* [OBJECTIVE] Each entry needs to be restated exactly as written.

Items from a dataset:
— Start —

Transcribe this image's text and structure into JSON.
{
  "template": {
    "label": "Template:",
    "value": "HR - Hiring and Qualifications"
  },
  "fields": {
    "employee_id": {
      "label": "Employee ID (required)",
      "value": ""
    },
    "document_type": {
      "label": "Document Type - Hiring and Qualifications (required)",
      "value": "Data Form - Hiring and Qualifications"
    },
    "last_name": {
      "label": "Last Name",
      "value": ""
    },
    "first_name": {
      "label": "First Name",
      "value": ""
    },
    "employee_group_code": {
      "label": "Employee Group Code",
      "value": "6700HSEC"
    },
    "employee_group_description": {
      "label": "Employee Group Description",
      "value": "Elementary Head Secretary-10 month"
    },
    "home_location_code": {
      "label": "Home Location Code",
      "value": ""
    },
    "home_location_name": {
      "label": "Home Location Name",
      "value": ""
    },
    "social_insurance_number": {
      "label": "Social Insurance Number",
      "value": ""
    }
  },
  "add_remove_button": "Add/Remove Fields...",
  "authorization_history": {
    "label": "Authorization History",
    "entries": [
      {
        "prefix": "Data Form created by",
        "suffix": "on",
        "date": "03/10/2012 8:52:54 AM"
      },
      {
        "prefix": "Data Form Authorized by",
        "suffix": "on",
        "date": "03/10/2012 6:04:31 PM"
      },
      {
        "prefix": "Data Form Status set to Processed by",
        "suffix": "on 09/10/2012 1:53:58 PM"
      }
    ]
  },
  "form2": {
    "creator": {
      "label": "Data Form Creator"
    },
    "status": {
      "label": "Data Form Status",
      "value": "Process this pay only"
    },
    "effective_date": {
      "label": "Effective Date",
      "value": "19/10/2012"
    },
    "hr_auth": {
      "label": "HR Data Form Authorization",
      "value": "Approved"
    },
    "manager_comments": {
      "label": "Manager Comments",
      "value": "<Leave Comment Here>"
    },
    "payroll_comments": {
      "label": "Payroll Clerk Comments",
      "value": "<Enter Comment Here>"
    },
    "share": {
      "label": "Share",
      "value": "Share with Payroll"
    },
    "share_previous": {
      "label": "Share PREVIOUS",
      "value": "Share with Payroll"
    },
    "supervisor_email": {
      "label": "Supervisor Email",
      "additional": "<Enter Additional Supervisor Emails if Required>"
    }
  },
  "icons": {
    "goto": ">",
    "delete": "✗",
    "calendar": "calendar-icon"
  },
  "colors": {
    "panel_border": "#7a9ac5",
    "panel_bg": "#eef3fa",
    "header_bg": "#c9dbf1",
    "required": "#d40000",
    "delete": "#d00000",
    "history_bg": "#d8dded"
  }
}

— End —

* [TASK OUTPUT]
Transcribe this image's text and structure into JSON.
{
  "template": {
    "label": "Template:",
    "value": "HR - Hiring and Qualifications"
  },
  "fields": {
    "employee_id": {
      "label": "Employee ID (required)",
      "value": ""
    },
    "document_type": {
      "label": "Document Type - Hiring and Qualifications (required)",
      "value": "Data Form - Hiring and Qualifications"
    },
    "last_name": {
      "label": "Last Name",
      "value": ""
    },
    "first_name": {
      "label": "First Name",
      "value": ""
    },
    "employee_group_code": {
      "label": "Employee Group Code",
      "value": "6700HSEC"
    },
    "employee_group_description": {
      "label": "Employee Group Description",
      "value": "Elementary Head Secretary-10 month"
    },
    "home_location_code": {
      "label": "Home Location Code",
      "value": ""
    },
    "home_location_name": {
      "label": "Home Location Name",
      "value": ""
    },
    "social_insurance_number": {
      "label": "Social Insurance Number",
      "value": ""
    }
  },
  "add_remove_button": "Add/Remove Fields...",
  "authorization_history": {
    "label": "Authorization History",
    "entries": [
      {
        "prefix": "Data Form created by",
        "suffix": "on",
        "date": "03/10/2012 8:52:54 AM"
      },
      {
        "prefix": "Data Form Authorized by",
        "suffix": "on",
        "date": "03/10/2012 6:04:31 PM"
      },
      {
        "prefix": "Data Form Status set to Processed by",
        "suffix": "on 09/10/2012 1:53:58 PM"
      }
    ]
  },
  "form2": {
    "creator": {
      "label": "Data Form Creator"
    },
    "status": {
      "label": "Data Form Status",
      "value": "Process this pay only"
    },
    "effective_date": {
      "label": "Effective Date",
      "value": "19/10/2012"
    },
    "hr_auth": {
      "label": "HR Data Form Authorization",
      "value": "Approved"
    },
    "manager_comments": {
      "label": "Manager Comments",
      "value": "<Leave Comment Here>"
    },
    "payroll_comments": {
      "label": "Payroll Clerk Comments",
      "value": "<Enter Comment Here>"
    },
    "share": {
      "label": "Share",
      "value": "Share with Payroll"
    },
    "share_previous": {
      "label": "Share PREVIOUS",
      "value": "Share with Payroll"
    },
    "supervisor_email": {
      "label": "Supervisor Email",
      "additional": "<Enter Additional Supervisor Emails if Required>"
    }
  },
  "icons": {
    "goto": ">",
    "delete": "✗",
    "calendar": "calendar-icon"
  },
  "colors": {
    "panel_border": "#7a9ac5",
    "panel_bg": "#eef3fa",
    "header_bg": "#c9dbf1",
    "required": "#d40000",
    "delete": "#d00000",
    "history_bg": "#d8dded"
  }
}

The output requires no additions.